PROBLEM TO WORK ON –
Extract each record and reproduce it exactly.

RECORDED DATA –
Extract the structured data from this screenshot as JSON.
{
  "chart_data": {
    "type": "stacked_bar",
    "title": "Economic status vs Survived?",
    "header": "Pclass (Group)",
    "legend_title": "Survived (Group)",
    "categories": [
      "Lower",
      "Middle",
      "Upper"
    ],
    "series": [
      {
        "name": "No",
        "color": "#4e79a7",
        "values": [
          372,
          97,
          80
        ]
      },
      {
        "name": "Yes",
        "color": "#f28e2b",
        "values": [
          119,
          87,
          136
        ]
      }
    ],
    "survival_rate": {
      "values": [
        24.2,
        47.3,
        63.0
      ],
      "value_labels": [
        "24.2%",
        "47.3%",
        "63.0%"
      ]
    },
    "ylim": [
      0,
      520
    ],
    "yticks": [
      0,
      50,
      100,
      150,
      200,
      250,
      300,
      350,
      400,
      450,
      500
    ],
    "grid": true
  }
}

OUTPUT FOR THIS EXERCISE –
Extract the structured data from this screenshot as JSON.
{
  "chart_data": {
    "type": "stacked_bar",
    "title": "Economic status vs Survived?",
    "header": "Pclass (Group)",
    "legend_title": "Survived (Group)",
    "categories": [
      "Lower",
      "Middle",
      "Upper"
    ],
    "series": [
      {
        "name": "No",
        "color": "#4e79a7",
        "values": [
          372,
          97,
          80
        ]
      },
      {
        "name": "Yes",
        "color": "#f28e2b",
        "values": [
          119,
          87,
          136
        ]
      }
    ],
    "survival_rate": {
      "values": [
        24.2,
        47.3,
        63.0
      ],
      "value_labels": [
        "24.2%",
        "47.3%",
        "63.0%"
      ]
    },
    "ylim": [
      0,
      520
    ],
    "yticks": [
      0,
      50,
      100,
      150,
      200,
      250,
      300,
      350,
      400,
      450,
      500
    ],
    "grid": true
  }
}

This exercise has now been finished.